## What you need to do
Quote the records that follow in full, leaving the pictures out.

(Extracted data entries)
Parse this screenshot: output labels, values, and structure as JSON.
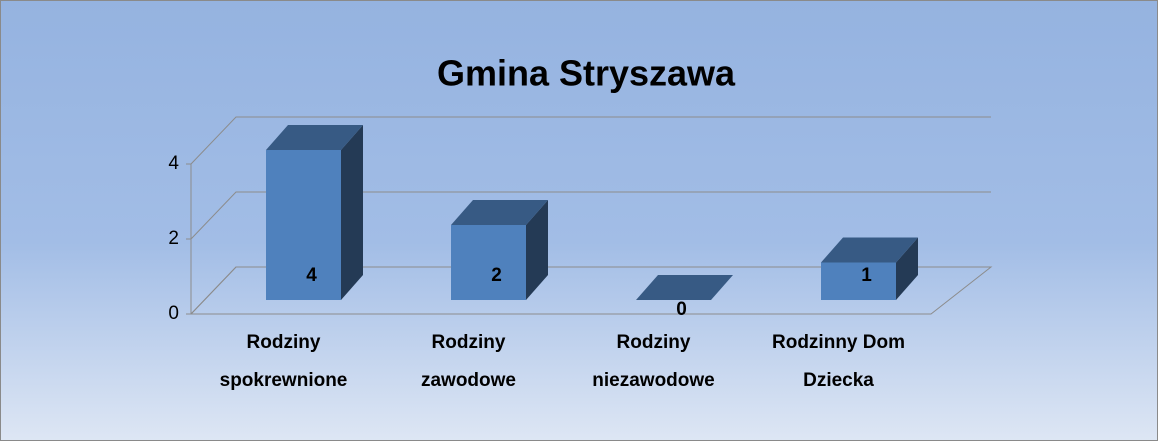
{
  "chart_data": {
    "type": "bar3d",
    "title": "Gmina Stryszawa",
    "categories": [
      "Rodziny\nspokrewnione",
      "Rodziny\nzawodowe",
      "Rodziny\nniezawodowe",
      "Rodzinny Dom\nDziecka"
    ],
    "values": [
      4,
      2,
      0,
      1
    ],
    "color": "#4f81bd",
    "ylim": [
      0,
      4
    ],
    "yticks": [
      0,
      2,
      4
    ],
    "grid": true
  }
}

## Answer to the problem
Parse this screenshot: output labels, values, and structure as JSON.
{
  "chart_data": {
    "type": "bar3d",
    "title": "Gmina Stryszawa",
    "categories": [
      "Rodziny\nspokrewnione",
      "Rodziny\nzawodowe",
      "Rodziny\nniezawodowe",
      "Rodzinny Dom\nDziecka"
    ],
    "values": [
      4,
      2,
      0,
      1
    ],
    "color": "#4f81bd",
    "ylim": [
      0,
      4
    ],
    "yticks": [
      0,
      2,
      4
    ],
    "grid": true
  }
}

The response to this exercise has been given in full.